_RECORDS_.
━━━━━━━━━━━━━━━━
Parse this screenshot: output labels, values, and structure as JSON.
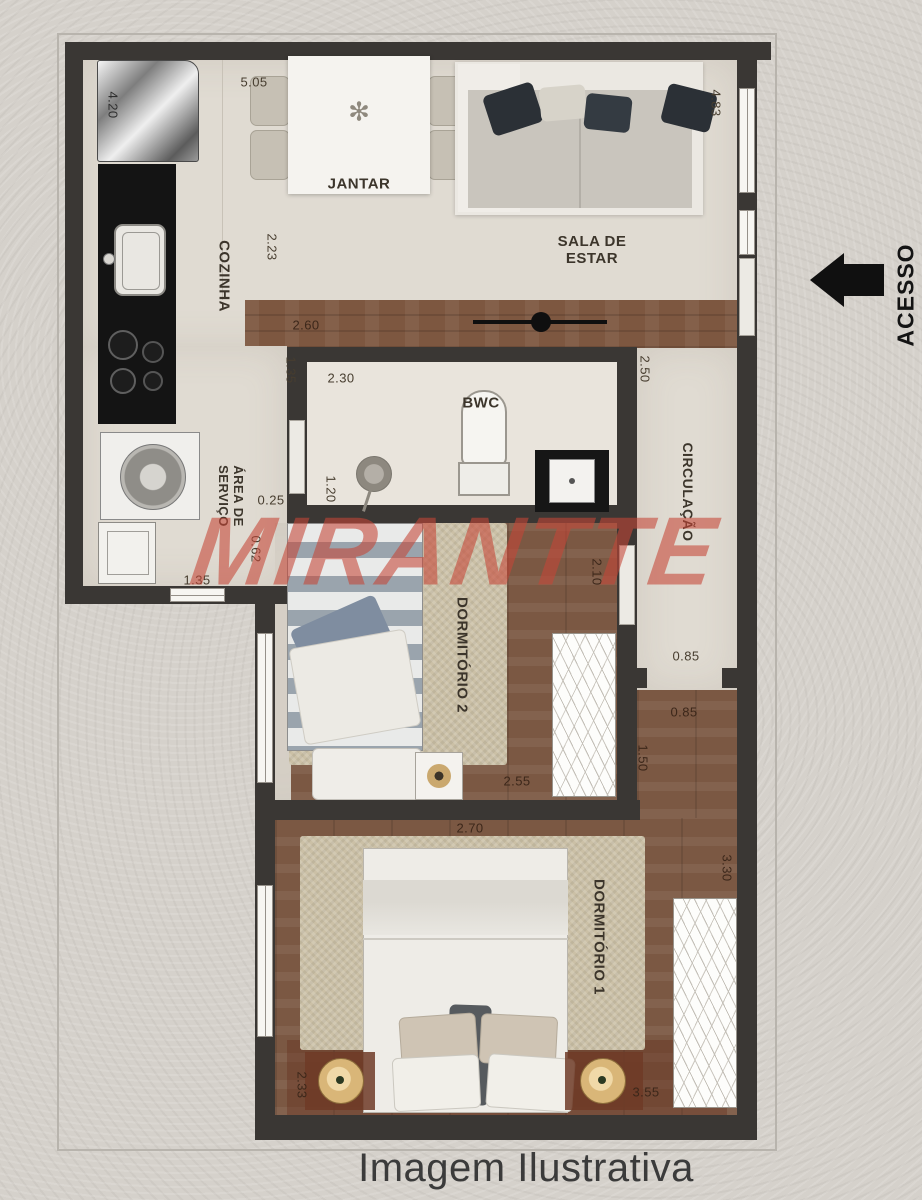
{
  "watermark": "MIRANTTE",
  "caption": "Imagem Ilustrativa",
  "access": {
    "label": "ACESSO"
  },
  "rooms": {
    "cozinha": "COZINHA",
    "jantar": "JANTAR",
    "sala_line1": "SALA DE",
    "sala_line2": "ESTAR",
    "bwc": "BWC",
    "servico_line1": "ÁREA DE",
    "servico_line2": "SERVIÇO",
    "circulacao": "CIRCULAÇÃO",
    "dormitorio2": "DORMITÓRIO 2",
    "dormitorio1": "DORMITÓRIO 1"
  },
  "dimensions": {
    "kitchen_left_height": "4.20",
    "top_width": "5.05",
    "dining_depth": "2.23",
    "living_height": "4.83",
    "hall_width": "2.60",
    "bwc_entry_side": "1.35",
    "bwc_width": "2.30",
    "bwc_right_height": "2.50",
    "bwc_left_height": "1.20",
    "servico_gap": "0.25",
    "servico_depth": "0.62",
    "servico_width": "1.35",
    "circ_upper": "0.85",
    "circ_lower": "0.85",
    "circ_entry": "1.50",
    "dorm2_right_height": "2.10",
    "dorm2_bottom_width": "2.55",
    "dorm1_top_width": "2.70",
    "dorm1_right_height": "3.30",
    "dorm1_left_height": "2.33",
    "dorm1_bottom_width": "3.55"
  },
  "colors": {
    "wall": "#3a3734",
    "floor_light": "#e0dbd2",
    "floor_wood": "#7b5843",
    "rug": "#cbc0a6",
    "watermark": "#c64637",
    "background": "#d5d1cb"
  }
}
━━━━━━━━━━━━━━━━
All of the records above must be copied exactly, except for the pictures.

_RIGHT ANSWER_.
Parse this screenshot: output labels, values, and structure as JSON.
{
  "watermark": "MIRANTTE",
  "caption": "Imagem Ilustrativa",
  "access": {
    "label": "ACESSO"
  },
  "rooms": {
    "cozinha": "COZINHA",
    "jantar": "JANTAR",
    "sala_line1": "SALA DE",
    "sala_line2": "ESTAR",
    "bwc": "BWC",
    "servico_line1": "ÁREA DE",
    "servico_line2": "SERVIÇO",
    "circulacao": "CIRCULAÇÃO",
    "dormitorio2": "DORMITÓRIO 2",
    "dormitorio1": "DORMITÓRIO 1"
  },
  "dimensions": {
    "kitchen_left_height": "4.20",
    "top_width": "5.05",
    "dining_depth": "2.23",
    "living_height": "4.83",
    "hall_width": "2.60",
    "bwc_entry_side": "1.35",
    "bwc_width": "2.30",
    "bwc_right_height": "2.50",
    "bwc_left_height": "1.20",
    "servico_gap": "0.25",
    "servico_depth": "0.62",
    "servico_width": "1.35",
    "circ_upper": "0.85",
    "circ_lower": "0.85",
    "circ_entry": "1.50",
    "dorm2_right_height": "2.10",
    "dorm2_bottom_width": "2.55",
    "dorm1_top_width": "2.70",
    "dorm1_right_height": "3.30",
    "dorm1_left_height": "2.33",
    "dorm1_bottom_width": "3.55"
  },
  "colors": {
    "wall": "#3a3734",
    "floor_light": "#e0dbd2",
    "floor_wood": "#7b5843",
    "rug": "#cbc0a6",
    "watermark": "#c64637",
    "background": "#d5d1cb"
  }
}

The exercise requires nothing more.